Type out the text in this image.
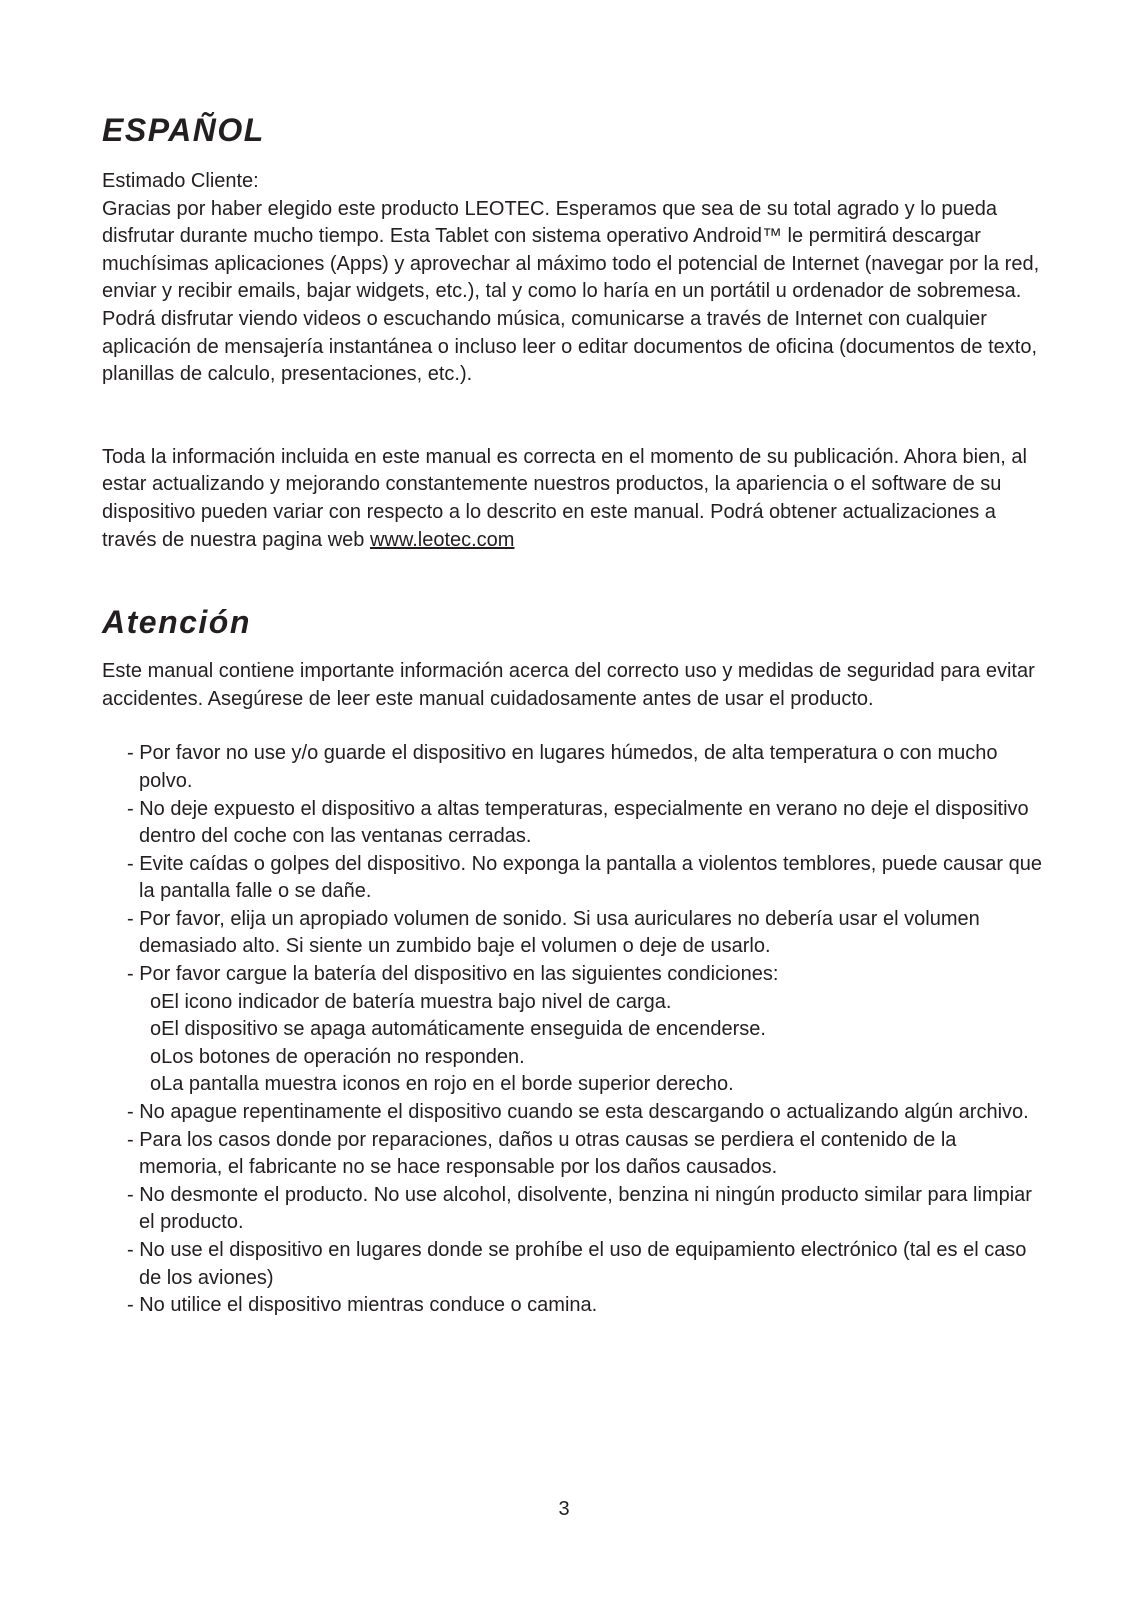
ESPAÑOL

Estimado Cliente:

Gracias por haber elegido este producto LEOTEC. Esperamos que sea de su total agrado y lo pueda disfrutar durante mucho tiempo. Esta Tablet con sistema operativo Android™ le permitirá descargar muchísimas aplicaciones (Apps) y aprovechar al máximo todo el potencial de Internet (navegar por la red, enviar y recibir emails, bajar widgets, etc.), tal y como lo haría en un portátil u ordenador de sobremesa. Podrá disfrutar viendo videos o escuchando música, comunicarse a través de Internet con cualquier aplicación de mensajería instantánea o incluso leer o editar documentos de oficina (documentos de texto, planillas de calculo, presentaciones, etc.).

Toda la información incluida en este manual es correcta en el momento de su publicación. Ahora bien, al estar actualizando y mejorando constantemente nuestros productos, la apariencia o el software de su dispositivo pueden variar con respecto a lo descrito en este manual. Podrá obtener actualizaciones a través de nuestra pagina web www.leotec.com

Atención

Este manual contiene importante información acerca del correcto uso y medidas de seguridad para evitar accidentes. Asegúrese de leer este manual cuidadosamente antes de usar el producto.

- Por favor no use y/o guarde el dispositivo en lugares húmedos, de alta temperatura o con mucho polvo.
- No deje expuesto el dispositivo a altas temperaturas, especialmente en verano no deje el dispositivo dentro del coche con las ventanas cerradas.
- Evite caídas o golpes del dispositivo. No exponga la pantalla a violentos temblores, puede causar que la pantalla falle o se dañe.
- Por favor, elija un apropiado volumen de sonido. Si usa auriculares no debería usar el volumen demasiado alto. Si siente un zumbido baje el volumen o deje de usarlo.
- Por favor cargue la batería del dispositivo en las siguientes condiciones:
oEl icono indicador de batería muestra bajo nivel de carga.
oEl dispositivo se apaga automáticamente enseguida de encenderse.
oLos botones de operación no responden.
oLa pantalla muestra iconos en rojo en el borde superior derecho.
- No apague repentinamente el dispositivo cuando se esta descargando o actualizando algún archivo.
- Para los casos donde por reparaciones, daños u otras causas se perdiera el contenido de la memoria, el fabricante no se hace responsable por los daños causados.
- No desmonte el producto. No use alcohol, disolvente, benzina ni ningún producto similar para limpiar el producto.
- No use el dispositivo en lugares donde se prohíbe el uso de equipamiento electrónico (tal es el caso de los aviones)
- No utilice el dispositivo mientras conduce o camina.
3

=-=-=

## [To do]
Copy every entry word for word, but omit the pictures.

## [Correct output]
Type out the text in this image.
ESPAÑOL

Estimado Cliente:

Gracias por haber elegido este producto LEOTEC. Esperamos que sea de su total agrado y lo pueda disfrutar durante mucho tiempo. Esta Tablet con sistema operativo Android™ le permitirá descargar muchísimas aplicaciones (Apps) y aprovechar al máximo todo el potencial de Internet (navegar por la red, enviar y recibir emails, bajar widgets, etc.), tal y como lo haría en un portátil u ordenador de sobremesa. Podrá disfrutar viendo videos o escuchando música, comunicarse a través de Internet con cualquier aplicación de mensajería instantánea o incluso leer o editar documentos de oficina (documentos de texto, planillas de calculo, presentaciones, etc.).

Toda la información incluida en este manual es correcta en el momento de su publicación. Ahora bien, al estar actualizando y mejorando constantemente nuestros productos, la apariencia o el software de su dispositivo pueden variar con respecto a lo descrito en este manual. Podrá obtener actualizaciones a través de nuestra pagina web www.leotec.com

Atención

Este manual contiene importante información acerca del correcto uso y medidas de seguridad para evitar accidentes. Asegúrese de leer este manual cuidadosamente antes de usar el producto.

- Por favor no use y/o guarde el dispositivo en lugares húmedos, de alta temperatura o con mucho polvo.
- No deje expuesto el dispositivo a altas temperaturas, especialmente en verano no deje el dispositivo dentro del coche con las ventanas cerradas.
- Evite caídas o golpes del dispositivo. No exponga la pantalla a violentos temblores, puede causar que la pantalla falle o se dañe.
- Por favor, elija un apropiado volumen de sonido. Si usa auriculares no debería usar el volumen demasiado alto. Si siente un zumbido baje el volumen o deje de usarlo.
- Por favor cargue la batería del dispositivo en las siguientes condiciones:
oEl icono indicador de batería muestra bajo nivel de carga.
oEl dispositivo se apaga automáticamente enseguida de encenderse.
oLos botones de operación no responden.
oLa pantalla muestra iconos en rojo en el borde superior derecho.
- No apague repentinamente el dispositivo cuando se esta descargando o actualizando algún archivo.
- Para los casos donde por reparaciones, daños u otras causas se perdiera el contenido de la memoria, el fabricante no se hace responsable por los daños causados.
- No desmonte el producto. No use alcohol, disolvente, benzina ni ningún producto similar para limpiar el producto.
- No use el dispositivo en lugares donde se prohíbe el uso de equipamiento electrónico (tal es el caso de los aviones)
- No utilice el dispositivo mientras conduce o camina.
3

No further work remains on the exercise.